Lines containing the word "this" should be extracted in full.

[Data records]
* * * * * * *
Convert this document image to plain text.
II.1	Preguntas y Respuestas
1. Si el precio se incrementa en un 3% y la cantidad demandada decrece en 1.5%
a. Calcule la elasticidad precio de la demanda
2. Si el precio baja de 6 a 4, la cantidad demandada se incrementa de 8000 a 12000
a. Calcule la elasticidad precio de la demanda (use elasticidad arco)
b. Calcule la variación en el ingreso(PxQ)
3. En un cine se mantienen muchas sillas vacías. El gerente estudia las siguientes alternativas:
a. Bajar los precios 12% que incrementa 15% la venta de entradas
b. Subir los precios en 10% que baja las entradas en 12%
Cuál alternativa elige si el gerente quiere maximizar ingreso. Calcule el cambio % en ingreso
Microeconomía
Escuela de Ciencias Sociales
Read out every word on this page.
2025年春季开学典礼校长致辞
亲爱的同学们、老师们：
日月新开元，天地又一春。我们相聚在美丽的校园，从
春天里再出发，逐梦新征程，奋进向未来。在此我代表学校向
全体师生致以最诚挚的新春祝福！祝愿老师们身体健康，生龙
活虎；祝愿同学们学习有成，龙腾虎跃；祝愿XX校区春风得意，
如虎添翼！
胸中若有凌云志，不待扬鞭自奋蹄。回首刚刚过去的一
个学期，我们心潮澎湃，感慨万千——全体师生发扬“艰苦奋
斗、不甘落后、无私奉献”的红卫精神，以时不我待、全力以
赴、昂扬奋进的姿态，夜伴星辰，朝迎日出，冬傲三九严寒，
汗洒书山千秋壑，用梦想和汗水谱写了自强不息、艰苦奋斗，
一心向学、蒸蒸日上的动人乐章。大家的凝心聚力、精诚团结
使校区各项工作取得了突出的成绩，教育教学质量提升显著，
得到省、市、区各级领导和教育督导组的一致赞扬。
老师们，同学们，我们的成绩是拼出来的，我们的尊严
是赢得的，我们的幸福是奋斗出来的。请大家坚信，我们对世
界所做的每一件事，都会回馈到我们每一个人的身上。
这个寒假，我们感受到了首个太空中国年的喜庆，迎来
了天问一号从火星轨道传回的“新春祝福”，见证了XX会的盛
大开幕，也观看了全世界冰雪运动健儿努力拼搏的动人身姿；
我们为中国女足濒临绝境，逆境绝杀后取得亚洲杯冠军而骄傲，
* * * * * * *
**Reply to the task**.
Convert this document image to plain text.
Read out every word on this page.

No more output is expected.